## Your objective
Write out the material exactly, leaving every picture behind.
--- Start ---
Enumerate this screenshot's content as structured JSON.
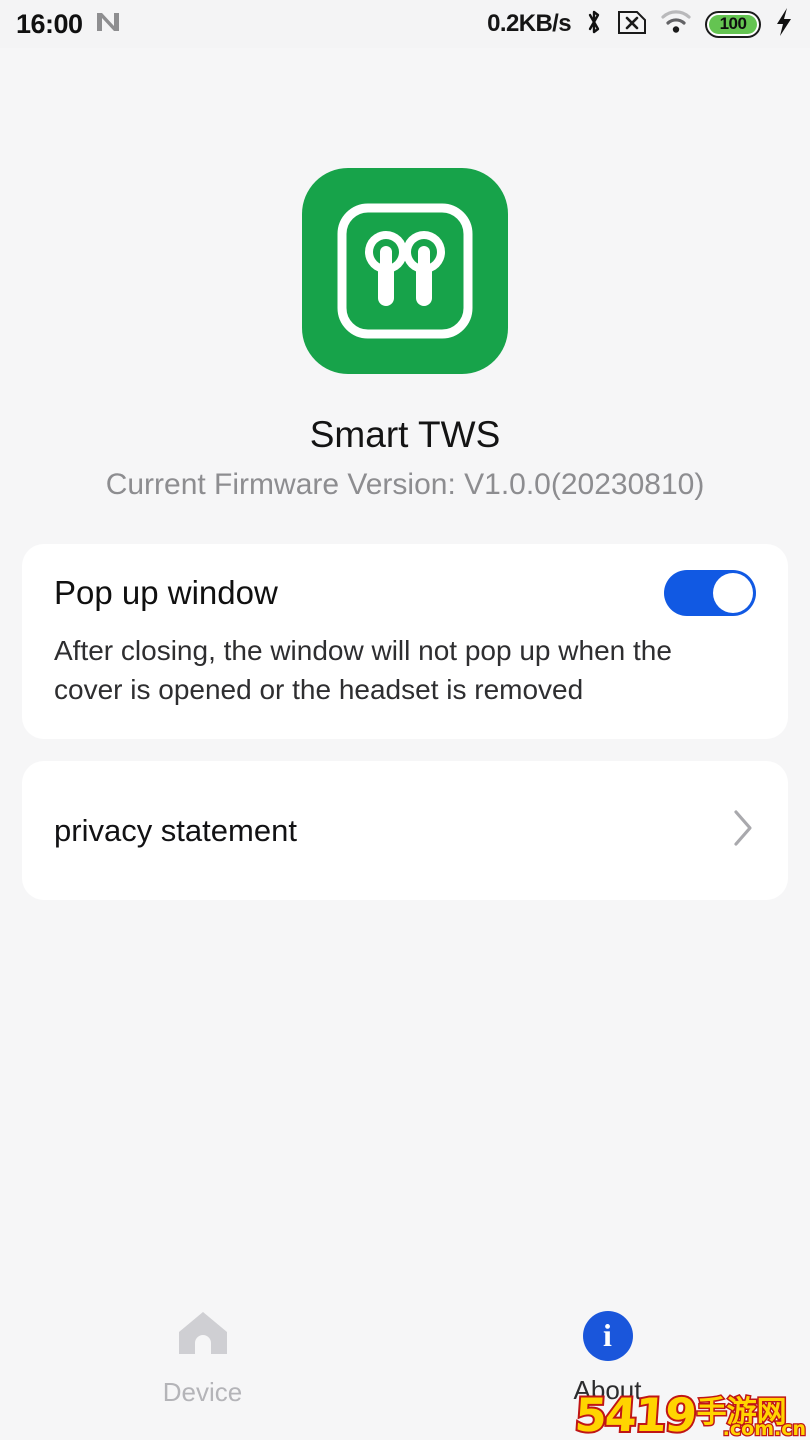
{
  "status_bar": {
    "time": "16:00",
    "nfc_icon": "nfc-icon",
    "network_speed": "0.2KB/s",
    "bluetooth_icon": "bluetooth-icon",
    "sim_icon": "sim-card-x-icon",
    "wifi_icon": "wifi-icon",
    "battery_level": "100",
    "battery_color": "#64c451",
    "charging_icon": "charging-bolt-icon"
  },
  "header": {
    "app_icon": "earbuds-icon",
    "app_icon_color": "#17a34a",
    "app_title": "Smart TWS",
    "firmware_label": "Current Firmware Version: V1.0.0(20230810)"
  },
  "settings": {
    "popup": {
      "title": "Pop up window",
      "description": "After closing, the window will not pop up when the cover is opened or the headset is removed",
      "toggle_state": "on",
      "toggle_color": "#1159e3"
    },
    "privacy": {
      "label": "privacy statement",
      "chevron_icon": "chevron-right-icon"
    }
  },
  "bottom_nav": {
    "items": [
      {
        "label": "Device",
        "icon": "home-icon",
        "active": false
      },
      {
        "label": "About",
        "icon": "info-circle-icon",
        "active": true
      }
    ],
    "active_color": "#1a56db"
  },
  "watermark": {
    "number": "5419",
    "chinese": "手游网",
    "domain": ".com.cn"
  }
}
--- End ---
## Task answer
Enumerate this screenshot's content as structured JSON.
{
  "status_bar": {
    "time": "16:00",
    "nfc_icon": "nfc-icon",
    "network_speed": "0.2KB/s",
    "bluetooth_icon": "bluetooth-icon",
    "sim_icon": "sim-card-x-icon",
    "wifi_icon": "wifi-icon",
    "battery_level": "100",
    "battery_color": "#64c451",
    "charging_icon": "charging-bolt-icon"
  },
  "header": {
    "app_icon": "earbuds-icon",
    "app_icon_color": "#17a34a",
    "app_title": "Smart TWS",
    "firmware_label": "Current Firmware Version: V1.0.0(20230810)"
  },
  "settings": {
    "popup": {
      "title": "Pop up window",
      "description": "After closing, the window will not pop up when the cover is opened or the headset is removed",
      "toggle_state": "on",
      "toggle_color": "#1159e3"
    },
    "privacy": {
      "label": "privacy statement",
      "chevron_icon": "chevron-right-icon"
    }
  },
  "bottom_nav": {
    "items": [
      {
        "label": "Device",
        "icon": "home-icon",
        "active": false
      },
      {
        "label": "About",
        "icon": "info-circle-icon",
        "active": true
      }
    ],
    "active_color": "#1a56db"
  },
  "watermark": {
    "number": "5419",
    "chinese": "手游网",
    "domain": ".com.cn"
  }
}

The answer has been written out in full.